**Ce que vous ferez**
(a) D'après le texte à lire, dans quelle université Marcel Lebrun est-il professeur ?
(b) Recopiez les entrées depuis leur début jusqu'à la ligne contenant « What elements are » incluse, en remplaçant « interactable » par « clickable » sans rien modifier d'autre. Ne rendez que ces lignes et omettez les images.

**Texte à lire**

La classe inversée est une stratégie pédagogique qui réorganise l’espace/temps pour enseigner et apprendre (Lebrun, 2015), tout en s’appuyant sur les TIC. Elle fait appel à des méthodes pédagogiques bien connues en dehors de la classe et des méthodes actives centrées sur l’apprenant dans la classe. En effet, elle combine les caractéristiques de plusieurs approches pédagogiques parmi lesquelles on peut citer la pédagogie active, la différenciation pédagogique, l’auto-apprentissage, et l’apprentissage collaboratif. Elle s’appuie sur une démarche socioconstructiviste et mobilise de façon intensive les TIC tels que : forums, formulaire, exerciseurs, textes collaboratif, cartes mentales, … (Guilbault et Viau-Guay, 2017). Par ailleurs, Marcel Lebrun, professeur à l’Université catholique de Louvain, présente trois types de classe inversée (Lebrun, 2016). Le Type 1 correspond au schéma « classique » de la classe inversée « Les leçons à la maison et les devoirs en classe ». Cette pratique de la classe inversée a été baptisée par Eric Mazur, professeur de physique à Harvard, « qui demande à ses étudiants de lire son ouvrage de référence et ses notes de cours en amont pour consacrer ses enseignements aux difficultés exprimées par les étudiants, à des approfondissements et à différents exercices » (Lebrun et Lecoq, 2017). Eric Mazur publie ensuite en 1997 un ouvrage consacré à l’instruction par les pairs, associée à la pédagogie inversée (Mazur, 1997 ; Crouch et Mazur, 2001). Cela permet de faire remonter assez loin le concept de la « classe inversée ». Dans le Type 2 de la classe inversée relaté par Lebrun, les activités à distance sont effectuées par les élèves eux-mêmes, de manière autonome ou en groupe, en amont de l’activité en classe. Cette deuxième pratique rejoint le même principe appelé « Classes renversées » (Cailliez et Henin, 2017) à travers lequel les élèves manipulent eux-mêmes les connaissances récoltées sur Internet hors classe, à la fois comme didacticiens et ingénieurs pédagogiques pour préparer et présenter des activités à leurs collègues en classe. Le Type 3 représente un mélange de classes inversées réunissant les deux premiers types dans des proportions diverses.

Extraits d'un jeu d'annotations de mise en page
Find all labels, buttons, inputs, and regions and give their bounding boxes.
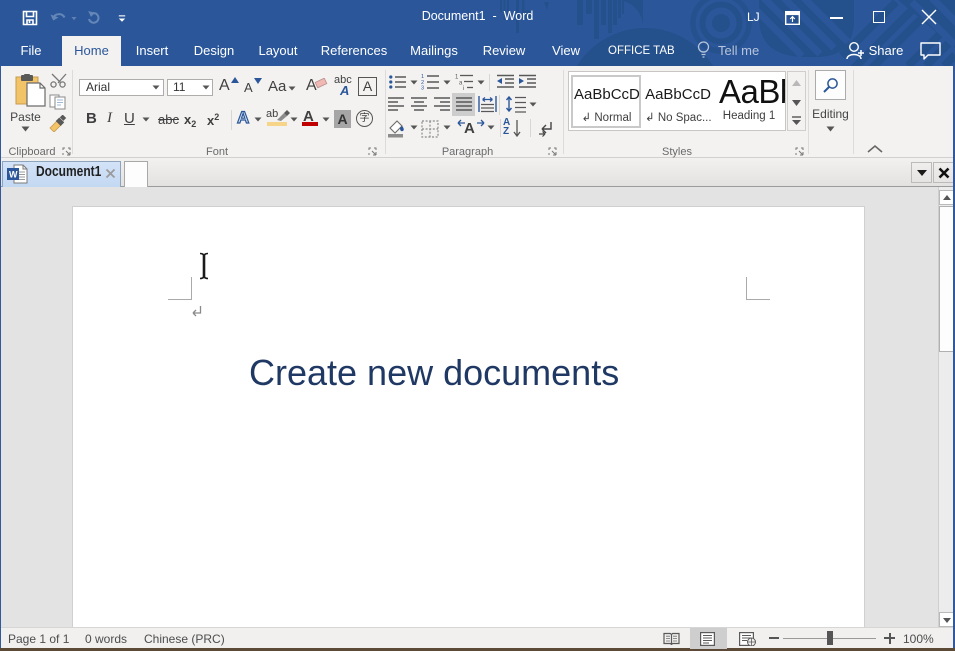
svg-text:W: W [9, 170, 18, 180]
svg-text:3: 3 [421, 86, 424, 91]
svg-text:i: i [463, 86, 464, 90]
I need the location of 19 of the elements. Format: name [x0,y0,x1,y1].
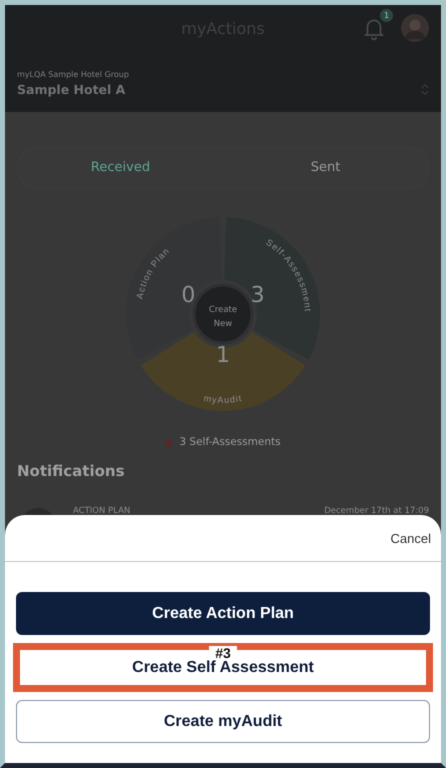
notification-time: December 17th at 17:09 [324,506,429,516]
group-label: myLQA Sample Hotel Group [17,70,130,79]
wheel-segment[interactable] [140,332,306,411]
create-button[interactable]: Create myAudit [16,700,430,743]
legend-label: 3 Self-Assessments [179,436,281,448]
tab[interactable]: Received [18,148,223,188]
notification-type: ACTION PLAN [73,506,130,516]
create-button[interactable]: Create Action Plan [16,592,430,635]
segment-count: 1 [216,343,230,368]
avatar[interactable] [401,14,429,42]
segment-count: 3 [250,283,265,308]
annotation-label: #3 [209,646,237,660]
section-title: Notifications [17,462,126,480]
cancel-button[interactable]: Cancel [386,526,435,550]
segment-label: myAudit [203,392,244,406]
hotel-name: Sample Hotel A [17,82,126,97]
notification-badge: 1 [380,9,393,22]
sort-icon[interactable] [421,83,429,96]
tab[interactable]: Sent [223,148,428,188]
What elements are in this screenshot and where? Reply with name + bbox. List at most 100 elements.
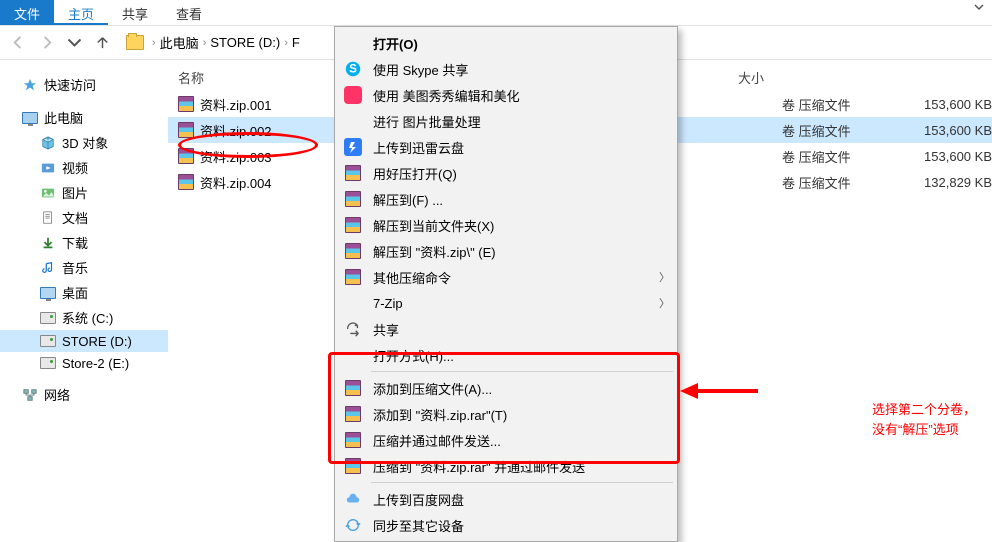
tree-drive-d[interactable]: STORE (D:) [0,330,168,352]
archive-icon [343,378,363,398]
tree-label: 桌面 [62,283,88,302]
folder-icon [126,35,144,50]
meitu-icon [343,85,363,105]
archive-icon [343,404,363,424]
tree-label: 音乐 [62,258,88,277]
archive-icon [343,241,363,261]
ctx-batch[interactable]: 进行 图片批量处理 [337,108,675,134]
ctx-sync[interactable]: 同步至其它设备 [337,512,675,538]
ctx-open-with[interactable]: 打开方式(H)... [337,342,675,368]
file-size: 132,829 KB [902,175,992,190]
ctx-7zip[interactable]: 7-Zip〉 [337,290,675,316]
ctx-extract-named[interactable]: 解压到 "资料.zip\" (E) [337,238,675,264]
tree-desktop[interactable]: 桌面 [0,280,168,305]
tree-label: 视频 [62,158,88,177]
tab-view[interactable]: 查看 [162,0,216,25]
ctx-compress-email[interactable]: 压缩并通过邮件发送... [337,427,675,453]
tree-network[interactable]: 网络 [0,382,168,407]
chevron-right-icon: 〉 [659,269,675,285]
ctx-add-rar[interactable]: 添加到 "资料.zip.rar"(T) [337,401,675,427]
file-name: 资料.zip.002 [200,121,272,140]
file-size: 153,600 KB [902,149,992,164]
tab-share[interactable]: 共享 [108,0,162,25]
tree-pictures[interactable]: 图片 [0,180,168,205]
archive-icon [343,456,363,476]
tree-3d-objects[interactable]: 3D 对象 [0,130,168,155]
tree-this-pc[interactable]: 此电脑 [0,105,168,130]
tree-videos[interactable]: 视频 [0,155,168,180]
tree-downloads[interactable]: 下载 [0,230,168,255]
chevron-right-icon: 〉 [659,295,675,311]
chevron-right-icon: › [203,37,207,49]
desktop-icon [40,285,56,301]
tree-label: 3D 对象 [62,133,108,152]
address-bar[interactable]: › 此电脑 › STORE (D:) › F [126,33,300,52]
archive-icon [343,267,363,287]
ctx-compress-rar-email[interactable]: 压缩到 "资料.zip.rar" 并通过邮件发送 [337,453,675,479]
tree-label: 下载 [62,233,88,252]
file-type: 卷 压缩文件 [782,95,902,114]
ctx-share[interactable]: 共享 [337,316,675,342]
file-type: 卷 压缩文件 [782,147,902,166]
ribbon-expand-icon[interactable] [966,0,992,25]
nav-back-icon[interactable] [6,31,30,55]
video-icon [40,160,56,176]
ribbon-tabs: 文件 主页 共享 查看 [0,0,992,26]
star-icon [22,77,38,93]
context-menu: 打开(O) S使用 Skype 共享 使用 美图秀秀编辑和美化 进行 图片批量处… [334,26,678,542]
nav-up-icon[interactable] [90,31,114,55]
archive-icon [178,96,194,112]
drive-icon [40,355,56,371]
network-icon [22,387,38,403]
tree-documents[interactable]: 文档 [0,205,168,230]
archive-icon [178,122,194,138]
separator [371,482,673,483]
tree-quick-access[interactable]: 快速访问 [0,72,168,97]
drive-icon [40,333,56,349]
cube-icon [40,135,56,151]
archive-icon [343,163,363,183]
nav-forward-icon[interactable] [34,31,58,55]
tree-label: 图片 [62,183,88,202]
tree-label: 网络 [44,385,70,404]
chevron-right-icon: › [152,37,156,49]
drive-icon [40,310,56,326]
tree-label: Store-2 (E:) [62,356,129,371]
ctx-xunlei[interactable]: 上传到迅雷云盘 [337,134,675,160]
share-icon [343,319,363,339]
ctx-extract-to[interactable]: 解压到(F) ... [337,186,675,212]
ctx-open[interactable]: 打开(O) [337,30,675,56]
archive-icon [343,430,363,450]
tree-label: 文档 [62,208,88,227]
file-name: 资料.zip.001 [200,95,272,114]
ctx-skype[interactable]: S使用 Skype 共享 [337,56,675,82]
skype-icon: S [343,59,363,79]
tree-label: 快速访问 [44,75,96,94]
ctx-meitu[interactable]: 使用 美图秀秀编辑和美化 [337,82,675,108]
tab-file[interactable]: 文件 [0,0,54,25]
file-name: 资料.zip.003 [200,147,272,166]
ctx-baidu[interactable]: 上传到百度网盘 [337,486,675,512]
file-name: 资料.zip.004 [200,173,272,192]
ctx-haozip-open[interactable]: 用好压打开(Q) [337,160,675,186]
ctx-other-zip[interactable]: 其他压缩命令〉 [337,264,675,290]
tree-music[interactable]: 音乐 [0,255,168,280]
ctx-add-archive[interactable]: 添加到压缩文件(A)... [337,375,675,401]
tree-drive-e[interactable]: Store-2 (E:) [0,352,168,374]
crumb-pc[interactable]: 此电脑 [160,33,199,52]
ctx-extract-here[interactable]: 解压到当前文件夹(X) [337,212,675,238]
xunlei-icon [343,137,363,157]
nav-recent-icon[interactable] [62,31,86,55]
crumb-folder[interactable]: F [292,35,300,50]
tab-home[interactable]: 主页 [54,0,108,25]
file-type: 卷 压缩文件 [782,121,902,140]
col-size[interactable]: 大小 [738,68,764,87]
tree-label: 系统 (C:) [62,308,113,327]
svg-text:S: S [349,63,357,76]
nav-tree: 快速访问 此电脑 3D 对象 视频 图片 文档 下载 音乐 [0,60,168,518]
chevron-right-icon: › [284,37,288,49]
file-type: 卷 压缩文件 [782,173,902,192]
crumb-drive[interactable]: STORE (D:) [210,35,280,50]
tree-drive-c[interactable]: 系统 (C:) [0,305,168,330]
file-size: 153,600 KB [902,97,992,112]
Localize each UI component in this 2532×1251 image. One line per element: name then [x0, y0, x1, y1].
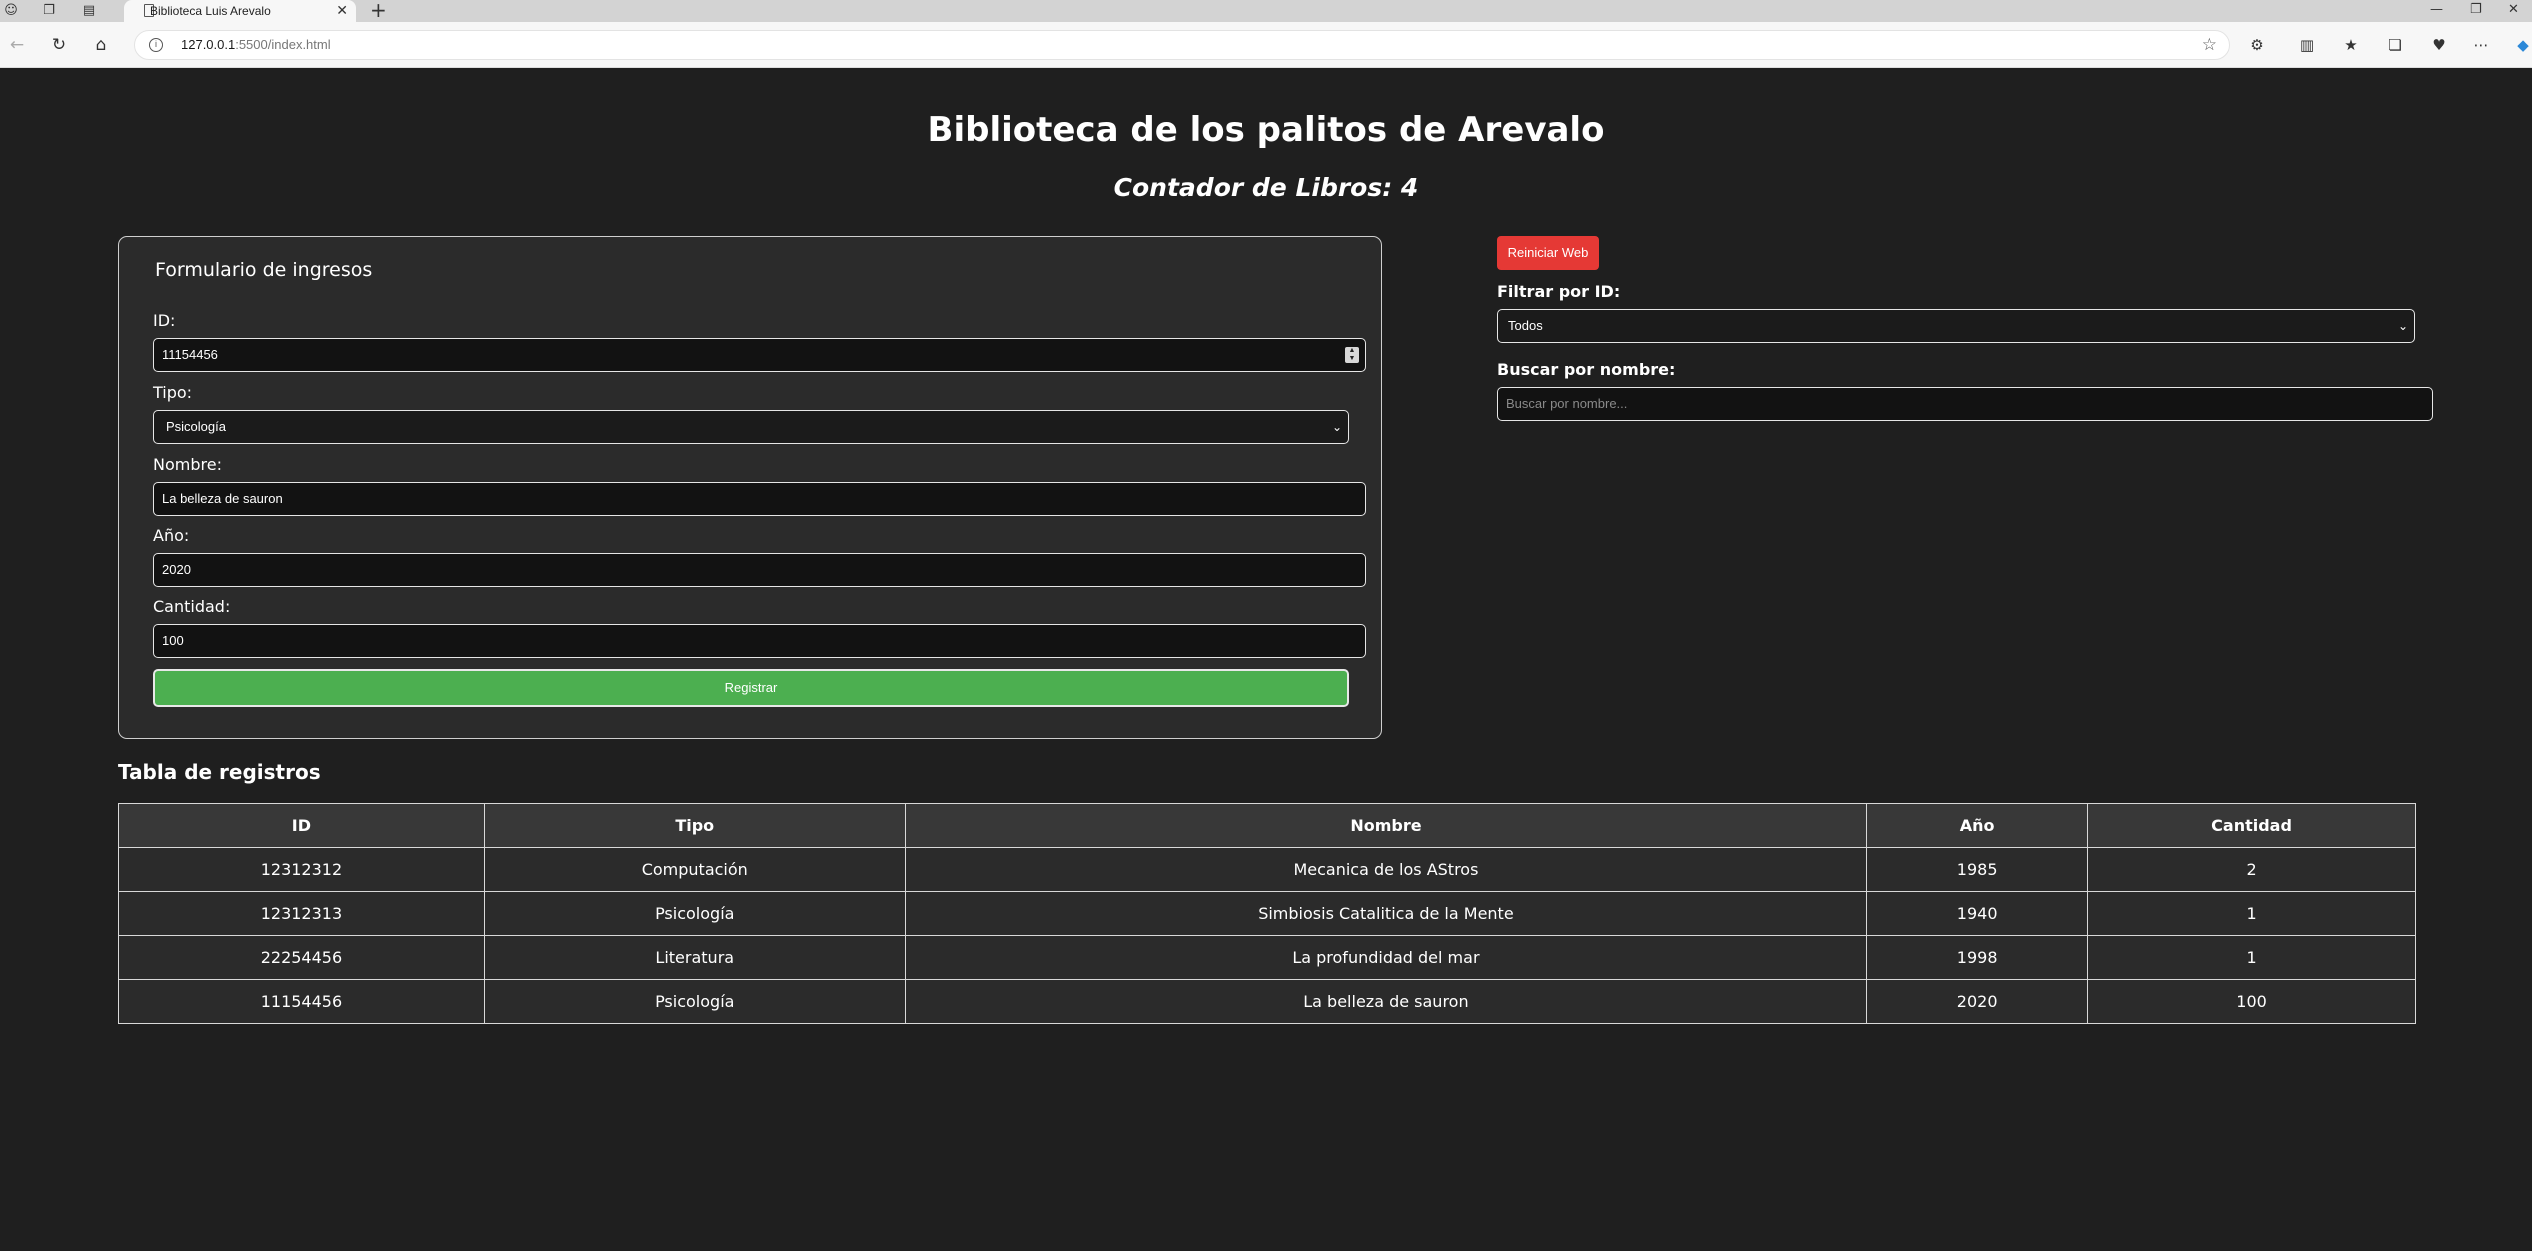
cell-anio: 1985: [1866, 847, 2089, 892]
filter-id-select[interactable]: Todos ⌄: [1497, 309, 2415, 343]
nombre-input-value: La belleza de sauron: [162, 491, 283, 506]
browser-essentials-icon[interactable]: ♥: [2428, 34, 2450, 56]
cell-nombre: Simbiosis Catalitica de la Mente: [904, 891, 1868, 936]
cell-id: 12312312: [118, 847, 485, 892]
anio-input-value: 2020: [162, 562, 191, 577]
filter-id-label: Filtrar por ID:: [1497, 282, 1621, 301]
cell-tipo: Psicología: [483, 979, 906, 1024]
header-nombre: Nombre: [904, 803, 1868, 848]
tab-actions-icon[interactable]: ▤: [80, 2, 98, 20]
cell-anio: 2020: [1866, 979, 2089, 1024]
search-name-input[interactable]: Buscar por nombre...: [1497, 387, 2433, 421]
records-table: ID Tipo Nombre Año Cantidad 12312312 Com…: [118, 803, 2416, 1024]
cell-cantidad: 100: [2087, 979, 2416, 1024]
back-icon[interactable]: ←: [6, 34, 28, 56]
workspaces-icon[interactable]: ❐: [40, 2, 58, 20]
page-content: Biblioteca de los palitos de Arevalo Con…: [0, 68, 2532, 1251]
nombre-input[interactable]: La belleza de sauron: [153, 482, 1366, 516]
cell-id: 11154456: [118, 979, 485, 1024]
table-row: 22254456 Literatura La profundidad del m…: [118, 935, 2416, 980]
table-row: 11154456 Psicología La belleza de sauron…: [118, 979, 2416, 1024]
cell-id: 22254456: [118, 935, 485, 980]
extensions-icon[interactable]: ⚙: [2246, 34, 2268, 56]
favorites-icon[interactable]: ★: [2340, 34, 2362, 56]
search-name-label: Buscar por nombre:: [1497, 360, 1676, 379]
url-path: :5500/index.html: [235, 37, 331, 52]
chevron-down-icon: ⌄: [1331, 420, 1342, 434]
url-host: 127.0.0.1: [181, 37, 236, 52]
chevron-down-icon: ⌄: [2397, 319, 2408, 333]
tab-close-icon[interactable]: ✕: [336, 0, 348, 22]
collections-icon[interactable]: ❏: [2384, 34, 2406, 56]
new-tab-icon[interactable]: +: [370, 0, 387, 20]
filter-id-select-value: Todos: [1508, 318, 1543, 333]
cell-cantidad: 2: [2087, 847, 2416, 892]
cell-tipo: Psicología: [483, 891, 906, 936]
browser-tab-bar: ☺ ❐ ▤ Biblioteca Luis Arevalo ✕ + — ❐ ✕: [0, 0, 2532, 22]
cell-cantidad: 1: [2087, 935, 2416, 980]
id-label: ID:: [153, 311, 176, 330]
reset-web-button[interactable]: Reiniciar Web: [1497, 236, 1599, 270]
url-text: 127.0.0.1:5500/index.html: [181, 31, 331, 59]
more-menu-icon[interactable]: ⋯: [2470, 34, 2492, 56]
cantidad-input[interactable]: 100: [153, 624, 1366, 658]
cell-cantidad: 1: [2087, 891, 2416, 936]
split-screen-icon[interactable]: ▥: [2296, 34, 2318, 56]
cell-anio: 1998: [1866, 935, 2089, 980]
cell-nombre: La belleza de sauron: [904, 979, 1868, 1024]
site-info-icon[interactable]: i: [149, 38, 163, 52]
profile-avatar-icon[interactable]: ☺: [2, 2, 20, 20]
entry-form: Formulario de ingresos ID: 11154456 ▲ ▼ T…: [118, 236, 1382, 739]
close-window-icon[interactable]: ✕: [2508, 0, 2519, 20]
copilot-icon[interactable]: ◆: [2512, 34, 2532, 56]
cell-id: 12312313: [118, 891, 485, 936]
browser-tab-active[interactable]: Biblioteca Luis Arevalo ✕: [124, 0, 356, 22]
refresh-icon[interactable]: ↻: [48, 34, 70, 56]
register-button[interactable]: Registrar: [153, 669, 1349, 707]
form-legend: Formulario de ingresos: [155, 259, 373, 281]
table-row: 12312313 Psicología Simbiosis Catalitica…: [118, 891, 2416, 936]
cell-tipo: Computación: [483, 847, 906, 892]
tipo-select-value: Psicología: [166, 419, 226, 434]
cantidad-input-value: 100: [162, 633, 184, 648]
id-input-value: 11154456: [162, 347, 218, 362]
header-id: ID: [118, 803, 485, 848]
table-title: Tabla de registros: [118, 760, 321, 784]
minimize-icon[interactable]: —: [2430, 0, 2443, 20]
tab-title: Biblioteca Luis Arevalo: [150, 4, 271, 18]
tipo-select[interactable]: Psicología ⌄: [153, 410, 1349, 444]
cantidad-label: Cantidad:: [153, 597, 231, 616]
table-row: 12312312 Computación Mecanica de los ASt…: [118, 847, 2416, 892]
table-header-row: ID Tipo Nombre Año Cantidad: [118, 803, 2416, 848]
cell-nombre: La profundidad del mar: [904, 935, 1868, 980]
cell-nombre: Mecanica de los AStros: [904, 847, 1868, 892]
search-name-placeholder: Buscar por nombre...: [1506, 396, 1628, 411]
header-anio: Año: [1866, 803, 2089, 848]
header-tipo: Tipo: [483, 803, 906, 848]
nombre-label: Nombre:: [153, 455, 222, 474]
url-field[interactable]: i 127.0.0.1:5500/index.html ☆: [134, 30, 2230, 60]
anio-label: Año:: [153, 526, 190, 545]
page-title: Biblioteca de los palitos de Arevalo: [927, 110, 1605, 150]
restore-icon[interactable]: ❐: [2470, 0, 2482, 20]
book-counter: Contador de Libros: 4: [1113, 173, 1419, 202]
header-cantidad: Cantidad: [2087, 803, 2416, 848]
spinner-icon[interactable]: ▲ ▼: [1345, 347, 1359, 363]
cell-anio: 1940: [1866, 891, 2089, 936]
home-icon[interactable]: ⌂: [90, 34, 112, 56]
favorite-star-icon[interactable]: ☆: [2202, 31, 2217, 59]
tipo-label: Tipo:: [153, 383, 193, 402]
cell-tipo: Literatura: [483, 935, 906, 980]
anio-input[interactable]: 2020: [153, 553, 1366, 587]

**Résultats**
(a) À l’Université catholique de Louvain.

(b)
Find all labels, buttons, inputs, and regions and give their bounding boxes.
svg-text:W: W [9, 170, 18, 180]
svg-text:3: 3 [421, 86, 424, 91]
svg-text:i: i [463, 86, 464, 90]
I need the location of 19 of the elements. Format: name [x0,y0,x1,y1].
notification-time: December 17th at 17:09 [324,506,429,516]
group-label: myLQA Sample Hotel Group [17,70,130,79]
wheel-segment[clickable] [140,332,306,411]
create-button[clickable]: Create myAudit [16,700,430,743]
legend-label: 3 Self-Assessments [179,436,281,448]
tab[clickable]: Received [18,148,223,188]
notification-type: ACTION PLAN [73,506,130,516]
create-button[clickable]: Create Action Plan [16,592,430,635]
segment-count: 1 [216,343,230,368]
avatar[clickable] [401,14,429,42]
segment-count: 3 [250,283,265,308]
annotation-label: #3 [209,646,237,660]
section-title: Notifications [17,462,126,480]
cancel-button[clickable]: Cancel [386,526,435,550]
segment-label: myAudit [203,392,244,406]
hotel-name: Sample Hotel A [17,82,126,97]
notification-badge: 1 [380,9,393,22]
sort-icon[clickable] [421,83,429,96]
tab[clickable]: Sent [223,148,428,188]
What elements are in this screenshot and where? Reply with name + bbox. List at most 100 elements.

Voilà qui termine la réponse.